• [Records]
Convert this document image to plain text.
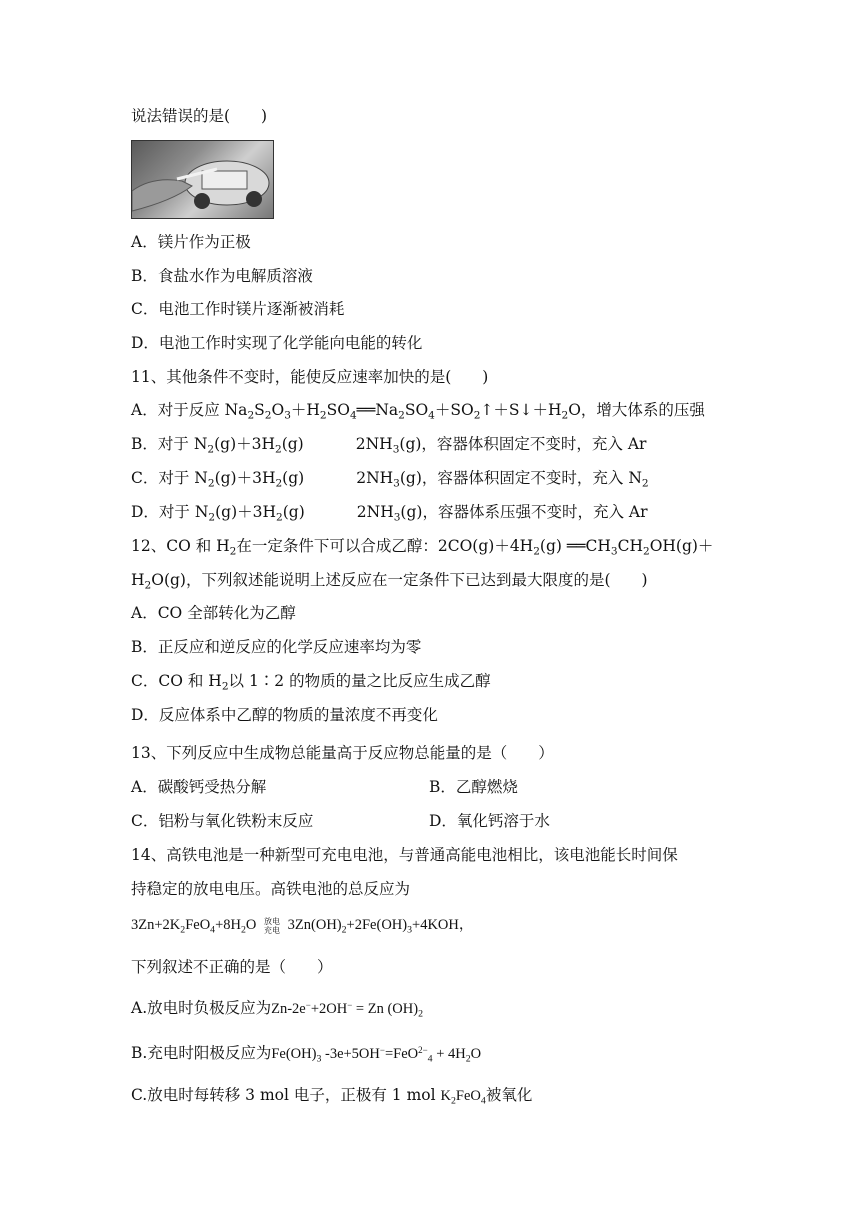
说法错误的是(　　)
A．镁片作为正极
B．食盐水作为电解质溶液
C．电池工作时镁片逐渐被消耗
D．电池工作时实现了化学能向电能的转化
11、其他条件不变时，能使反应速率加快的是(　　)
A．对于反应 $Na_2S_2O_3+H_2SO_4══Na_2SO_4+SO_2↑+S↓+H_2O$，增大体系的压强
B．对于 $N_2(g)+3H_2(g)$	$2NH_3(g)$，容器体积固定不变时，充入 Ar
C．对于 $N_2(g)+3H_2(g)$	$2NH_3(g)$，容器体积固定不变时，充入 $N_2$
D．对于 $N_2(g)+3H_2(g)$	$2NH_3(g)$，容器体系压强不变时，充入 Ar
12、CO 和 $H_2$在一定条件下可以合成乙醇：$2CO(g)+4H_2(g)$ $══CH_3CH_2OH(g)+$
$H_2O(g)$，下列叙述能说明上述反应在一定条件下已达到最大限度的是(　　)
A．CO 全部转化为乙醇
B．正反应和逆反应的化学反应速率均为零
C．CO 和 $H_2$以 1∶2 的物质的量之比反应生成乙醇
D．反应体系中乙醇的物质的量浓度不再变化
13、下列反应中生成物总能量高于反应物总能量的是（　　）
A．碳酸钙受热分解	B．乙醇燃烧
C．铝粉与氧化铁粉末反应	D．氧化钙溶于水
14、高铁电池是一种新型可充电电池，与普通高能电池相比，该电池能长时间保
持稳定的放电电压。高铁电池的总反应为
$3Zn+2K_2FeO_4+8H_2O$ 放电
充电 $3Zn(OH)_2+2Fe(OH)_3+4KOH$，
下列叙述不正确的是（　　）
A.放电时负极反应为Zn-2e−+2OH− = Zn $(OH)_2$
B.充电时阳极反应为$Fe(OH)_3$ $-3e+5OH^-=FeO^{2-}_4 + 4H_2O$
C.放电时每转移 3 mol 电子，正极有 1 mol $K_2FeO_4$被氧化
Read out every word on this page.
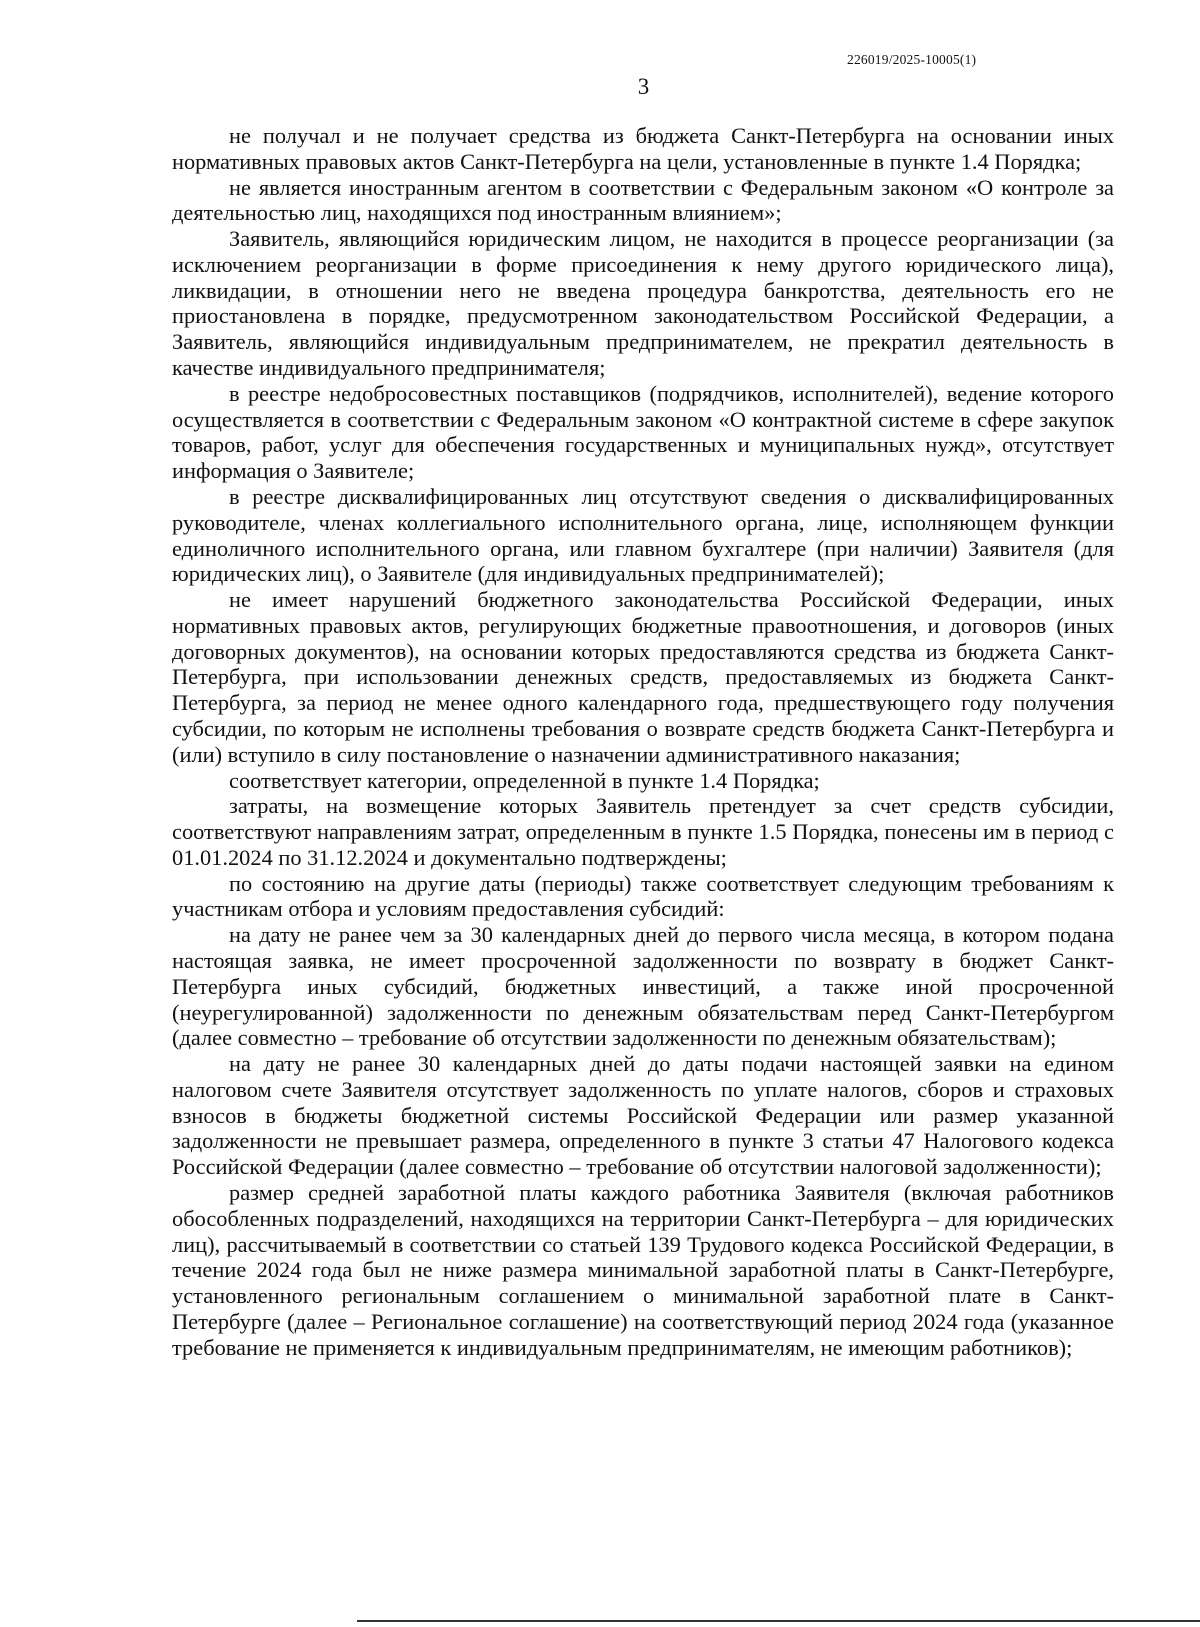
226019/2025-10005(1)
3

не получал и не получает средства из бюджета Санкт-Петербурга на основании иных нормативных правовых актов Санкт-Петербурга на цели, установленные в пункте 1.4 Порядка;

не является иностранным агентом в соответствии с Федеральным законом «О контроле за деятельностью лиц, находящихся под иностранным влиянием»;

Заявитель, являющийся юридическим лицом, не находится в процессе реорганизации (за исключением реорганизации в форме присоединения к нему другого юридического лица), ликвидации, в отношении него не введена процедура банкротства, деятельность его не приостановлена в порядке, предусмотренном законодательством Российской Федерации, а Заявитель, являющийся индивидуальным предпринимателем, не прекратил деятельность в качестве индивидуального предпринимателя;

в реестре недобросовестных поставщиков (подрядчиков, исполнителей), ведение которого осуществляется в соответствии с Федеральным законом «О контрактной системе в сфере закупок товаров, работ, услуг для обеспечения государственных и муниципальных нужд», отсутствует информация о Заявителе;

в реестре дисквалифицированных лиц отсутствуют сведения о дисквалифицированных руководителе, членах коллегиального исполнительного органа, лице, исполняющем функции единоличного исполнительного органа, или главном бухгалтере (при наличии) Заявителя (для юридических лиц), о Заявителе (для индивидуальных предпринимателей);

не имеет нарушений бюджетного законодательства Российской Федерации, иных нормативных правовых актов, регулирующих бюджетные правоотношения, и договоров (иных договорных документов), на основании которых предоставляются средства из бюджета Санкт-Петербурга, при использовании денежных средств, предоставляемых из бюджета Санкт-Петербурга, за период не менее одного календарного года, предшествующего году получения субсидии, по которым не исполнены требования о возврате средств бюджета Санкт-Петербурга и (или) вступило в силу постановление о назначении административного наказания;

соответствует категории, определенной в пункте 1.4 Порядка;

затраты, на возмещение которых Заявитель претендует за счет средств субсидии, соответствуют направлениям затрат, определенным в пункте 1.5 Порядка, понесены им в период с 01.01.2024 по 31.12.2024 и документально подтверждены;

по состоянию на другие даты (периоды) также соответствует следующим требованиям к участникам отбора и условиям предоставления субсидий:

на дату не ранее чем за 30 календарных дней до первого числа месяца, в котором подана настоящая заявка, не имеет просроченной задолженности по возврату в бюджет Санкт-Петербурга иных субсидий, бюджетных инвестиций, а также иной просроченной (неурегулированной) задолженности по денежным обязательствам перед Санкт-Петербургом (далее совместно – требование об отсутствии задолженности по денежным обязательствам);

на дату не ранее 30 календарных дней до даты подачи настоящей заявки на едином налоговом счете Заявителя отсутствует задолженность по уплате налогов, сборов и страховых взносов в бюджеты бюджетной системы Российской Федерации или размер указанной задолженности не превышает размера, определенного в пункте 3 статьи 47 Налогового кодекса Российской Федерации (далее совместно – требование об отсутствии налоговой задолженности);

размер средней заработной платы каждого работника Заявителя (включая работников обособленных подразделений, находящихся на территории Санкт-Петербурга – для юридических лиц), рассчитываемый в соответствии со статьей 139 Трудового кодекса Российской Федерации, в течение 2024 года был не ниже размера минимальной заработной платы в Санкт-Петербурге, установленного региональным соглашением о минимальной заработной плате в Санкт-Петербурге (далее – Региональное соглашение) на соответствующий период 2024 года (указанное требование не применяется к индивидуальным предпринимателям, не имеющим работников);
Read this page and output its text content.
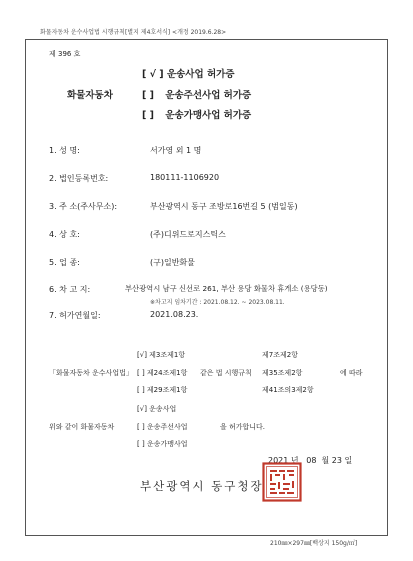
화물자동차 운수사업법 시행규칙[별지 제4호서식] <개정 2019.6.28>
제 396 호
화물자동차
[ √ ] 운송사업 허가증
[ ] 운송주선사업 허가증
[ ] 운송가맹사업 허가증
1. 성 명:	서가영 외 1 명
2. 법인등록번호:	180111-1106920
3. 주 소(주사무소):	부산광역시 동구 조방로16번길 5 (범일동)
4. 상 호:	(주)디위드로지스틱스
5. 업 종:	(구)일반화물
6. 차 고 지:	부산광역시 남구 신선로 261, 부산 용당 화물차 휴게소 (용당동)
※차고지 임차기간 : 2021.08.12. ~ 2023.08.11.
7. 허가연월일:	2021.08.23.
「화물자동차 운수사업법」
[√] 제3조제1항
[ ] 제24조제1항
[ ] 제29조제1항
같은 법 시행규칙
제7조제2항
제35조제2항
제41조의3제2항
에 따라
위와 같이 화물자동차
[√] 운송사업
[ ] 운송주선사업
[ ] 운송가맹사업
을 허가합니다.
2021 년   08  월 23 일
부산광역시 동구청장
210㎜×297㎜[백상지 150g/㎡]
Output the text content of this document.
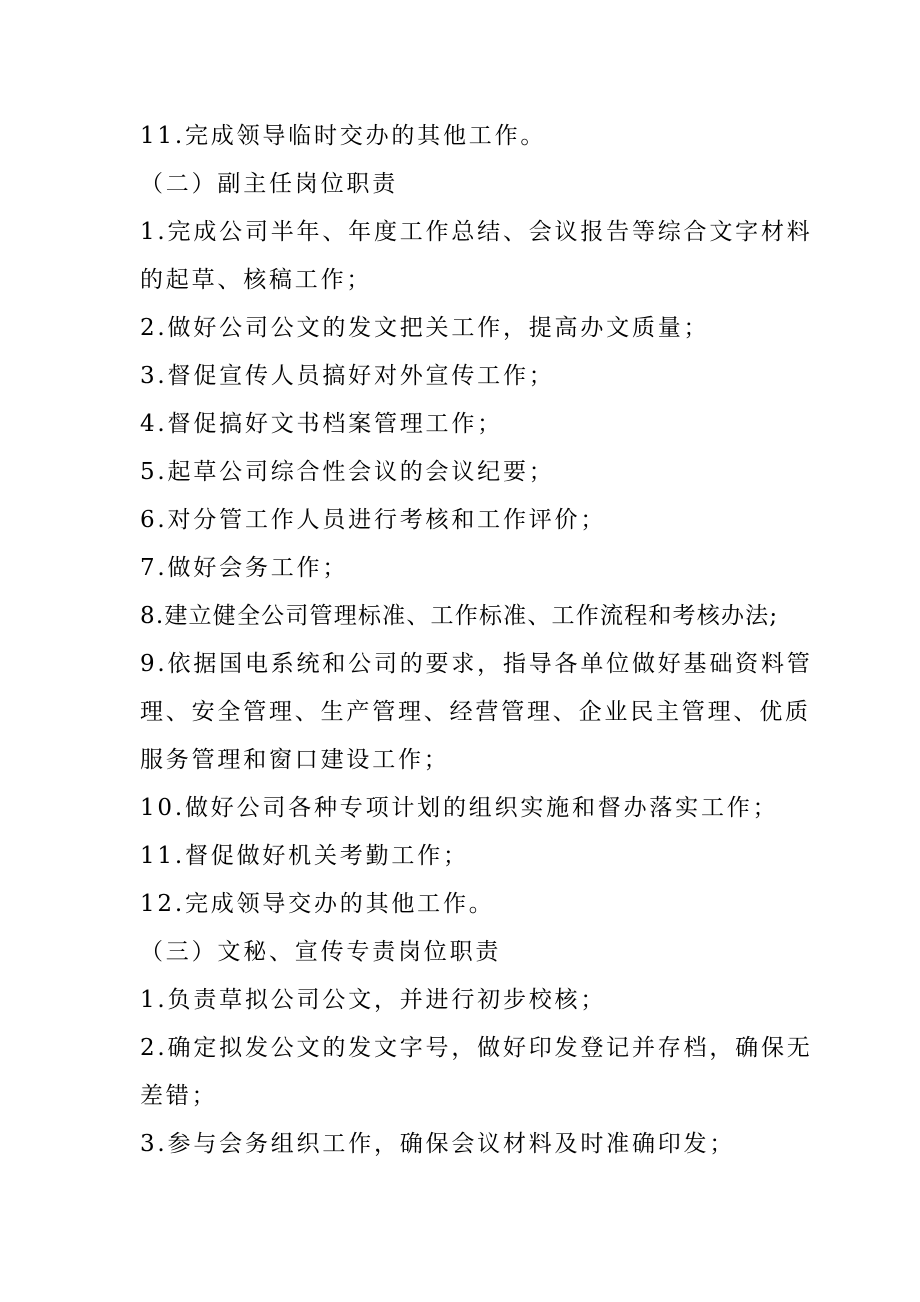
11.完成领导临时交办的其他工作。
（二）副主任岗位职责
1.完成公司半年、年度工作总结、会议报告等综合文字材料
的起草、核稿工作；
2.做好公司公文的发文把关工作，提高办文质量；
3.督促宣传人员搞好对外宣传工作；
4.督促搞好文书档案管理工作；
5.起草公司综合性会议的会议纪要；
6.对分管工作人员进行考核和工作评价；
7.做好会务工作；
8.建立健全公司管理标准、工作标准、工作流程和考核办法;
9.依据国电系统和公司的要求，指导各单位做好基础资料管
理、安全管理、生产管理、经营管理、企业民主管理、优质
服务管理和窗口建设工作；
10.做好公司各种专项计划的组织实施和督办落实工作；
11.督促做好机关考勤工作；
12.完成领导交办的其他工作。
（三）文秘、宣传专责岗位职责
1.负责草拟公司公文，并进行初步校核；
2.确定拟发公文的发文字号，做好印发登记并存档，确保无
差错；
3.参与会务组织工作，确保会议材料及时准确印发；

• [GIVEN PROBLEM]
What you return should match the records above word for word, minus the pictures.

• [TASK RESULT]
Convert this document image to plain text.
说法错误的是(　　)
A．镁片作为正极
B．食盐水作为电解质溶液
C．电池工作时镁片逐渐被消耗
D．电池工作时实现了化学能向电能的转化
11、其他条件不变时，能使反应速率加快的是(　　)
A．对于反应 $Na_2S_2O_3+H_2SO_4══Na_2SO_4+SO_2↑+S↓+H_2O$，增大体系的压强
B．对于 $N_2(g)+3H_2(g)$	$2NH_3(g)$，容器体积固定不变时，充入 Ar
C．对于 $N_2(g)+3H_2(g)$	$2NH_3(g)$，容器体积固定不变时，充入 $N_2$
D．对于 $N_2(g)+3H_2(g)$	$2NH_3(g)$，容器体系压强不变时，充入 Ar
12、CO 和 $H_2$在一定条件下可以合成乙醇：$2CO(g)+4H_2(g)$ $══CH_3CH_2OH(g)+$
$H_2O(g)$，下列叙述能说明上述反应在一定条件下已达到最大限度的是(　　)
A．CO 全部转化为乙醇
B．正反应和逆反应的化学反应速率均为零
C．CO 和 $H_2$以 1∶2 的物质的量之比反应生成乙醇
D．反应体系中乙醇的物质的量浓度不再变化
13、下列反应中生成物总能量高于反应物总能量的是（　　）
A．碳酸钙受热分解	B．乙醇燃烧
C．铝粉与氧化铁粉末反应	D．氧化钙溶于水
14、高铁电池是一种新型可充电电池，与普通高能电池相比，该电池能长时间保
持稳定的放电电压。高铁电池的总反应为
$3Zn+2K_2FeO_4+8H_2O$ 放电
充电 $3Zn(OH)_2+2Fe(OH)_3+4KOH$，
下列叙述不正确的是（　　）
A.放电时负极反应为Zn-2e−+2OH− = Zn $(OH)_2$
B.充电时阳极反应为$Fe(OH)_3$ $-3e+5OH^-=FeO^{2-}_4 + 4H_2O$
C.放电时每转移 3 mol 电子，正极有 1 mol $K_2FeO_4$被氧化
Read out every word on this page.
226019/2025-10005(1)
3

не получал и не получает средства из бюджета Санкт-Петербурга на основании иных нормативных правовых актов Санкт-Петербурга на цели, установленные в пункте 1.4 Порядка;

не является иностранным агентом в соответствии с Федеральным законом «О контроле за деятельностью лиц, находящихся под иностранным влиянием»;

Заявитель, являющийся юридическим лицом, не находится в процессе реорганизации (за исключением реорганизации в форме присоединения к нему другого юридического лица), ликвидации, в отношении него не введена процедура банкротства, деятельность его не приостановлена в порядке, предусмотренном законодательством Российской Федерации, а Заявитель, являющийся индивидуальным предпринимателем, не прекратил деятельность в качестве индивидуального предпринимателя;

в реестре недобросовестных поставщиков (подрядчиков, исполнителей), ведение которого осуществляется в соответствии с Федеральным законом «О контрактной системе в сфере закупок товаров, работ, услуг для обеспечения государственных и муниципальных нужд», отсутствует информация о Заявителе;

в реестре дисквалифицированных лиц отсутствуют сведения о дисквалифицированных руководителе, членах коллегиального исполнительного органа, лице, исполняющем функции единоличного исполнительного органа, или главном бухгалтере (при наличии) Заявителя (для юридических лиц), о Заявителе (для индивидуальных предпринимателей);

не имеет нарушений бюджетного законодательства Российской Федерации, иных нормативных правовых актов, регулирующих бюджетные правоотношения, и договоров (иных договорных документов), на основании которых предоставляются средства из бюджета Санкт-Петербурга, при использовании денежных средств, предоставляемых из бюджета Санкт-Петербурга, за период не менее одного календарного года, предшествующего году получения субсидии, по которым не исполнены требования о возврате средств бюджета Санкт-Петербурга и (или) вступило в силу постановление о назначении административного наказания;

соответствует категории, определенной в пункте 1.4 Порядка;

затраты, на возмещение которых Заявитель претендует за счет средств субсидии, соответствуют направлениям затрат, определенным в пункте 1.5 Порядка, понесены им в период с 01.01.2024 по 31.12.2024 и документально подтверждены;

по состоянию на другие даты (периоды) также соответствует следующим требованиям к участникам отбора и условиям предоставления субсидий:

на дату не ранее чем за 30 календарных дней до первого числа месяца, в котором подана настоящая заявка, не имеет просроченной задолженности по возврату в бюджет Санкт-Петербурга иных субсидий, бюджетных инвестиций, а также иной просроченной (неурегулированной) задолженности по денежным обязательствам перед Санкт-Петербургом (далее совместно – требование об отсутствии задолженности по денежным обязательствам);

на дату не ранее 30 календарных дней до даты подачи настоящей заявки на едином налоговом счете Заявителя отсутствует задолженность по уплате налогов, сборов и страховых взносов в бюджеты бюджетной системы Российской Федерации или размер указанной задолженности не превышает размера, определенного в пункте 3 статьи 47 Налогового кодекса Российской Федерации (далее совместно – требование об отсутствии налоговой задолженности);

размер средней заработной платы каждого работника Заявителя (включая работников обособленных подразделений, находящихся на территории Санкт-Петербурга – для юридических лиц), рассчитываемый в соответствии со статьей 139 Трудового кодекса Российской Федерации, в течение 2024 года был не ниже размера минимальной заработной платы в Санкт-Петербурге, установленного региональным соглашением о минимальной заработной плате в Санкт-Петербурге (далее – Региональное соглашение) на соответствующий период 2024 года (указанное требование не применяется к индивидуальным предпринимателям, не имеющим работников);
Read this page and output its text content.
화물자동차 운수사업법 시행규칙[별지 제4호서식] <개정 2019.6.28>
제 396 호
화물자동차
[ √ ] 운송사업 허가증
[ ] 운송주선사업 허가증
[ ] 운송가맹사업 허가증
1. 성 명:	서가영 외 1 명
2. 법인등록번호:	180111-1106920
3. 주 소(주사무소):	부산광역시 동구 조방로16번길 5 (범일동)
4. 상 호:	(주)디위드로지스틱스
5. 업 종:	(구)일반화물
6. 차 고 지:	부산광역시 남구 신선로 261, 부산 용당 화물차 휴게소 (용당동)
※차고지 임차기간 : 2021.08.12. ~ 2023.08.11.
7. 허가연월일:	2021.08.23.
「화물자동차 운수사업법」
[√] 제3조제1항
[ ] 제24조제1항
[ ] 제29조제1항
같은 법 시행규칙
제7조제2항
제35조제2항
제41조의3제2항
에 따라
위와 같이 화물자동차
[√] 운송사업
[ ] 운송주선사업
[ ] 운송가맹사업
을 허가합니다.
2021 년   08  월 23 일
부산광역시 동구청장
210㎜×297㎜[백상지 150g/㎡]
Output the text content of this document.
11.完成领导临时交办的其他工作。
（二）副主任岗位职责
1.完成公司半年、年度工作总结、会议报告等综合文字材料
的起草、核稿工作；
2.做好公司公文的发文把关工作，提高办文质量；
3.督促宣传人员搞好对外宣传工作；
4.督促搞好文书档案管理工作；
5.起草公司综合性会议的会议纪要；
6.对分管工作人员进行考核和工作评价；
7.做好会务工作；
8.建立健全公司管理标准、工作标准、工作流程和考核办法;
9.依据国电系统和公司的要求，指导各单位做好基础资料管
理、安全管理、生产管理、经营管理、企业民主管理、优质
服务管理和窗口建设工作；
10.做好公司各种专项计划的组织实施和督办落实工作；
11.督促做好机关考勤工作；
12.完成领导交办的其他工作。
（三）文秘、宣传专责岗位职责
1.负责草拟公司公文，并进行初步校核；
2.确定拟发公文的发文字号，做好印发登记并存档，确保无
差错；
3.参与会务组织工作，确保会议材料及时准确印发；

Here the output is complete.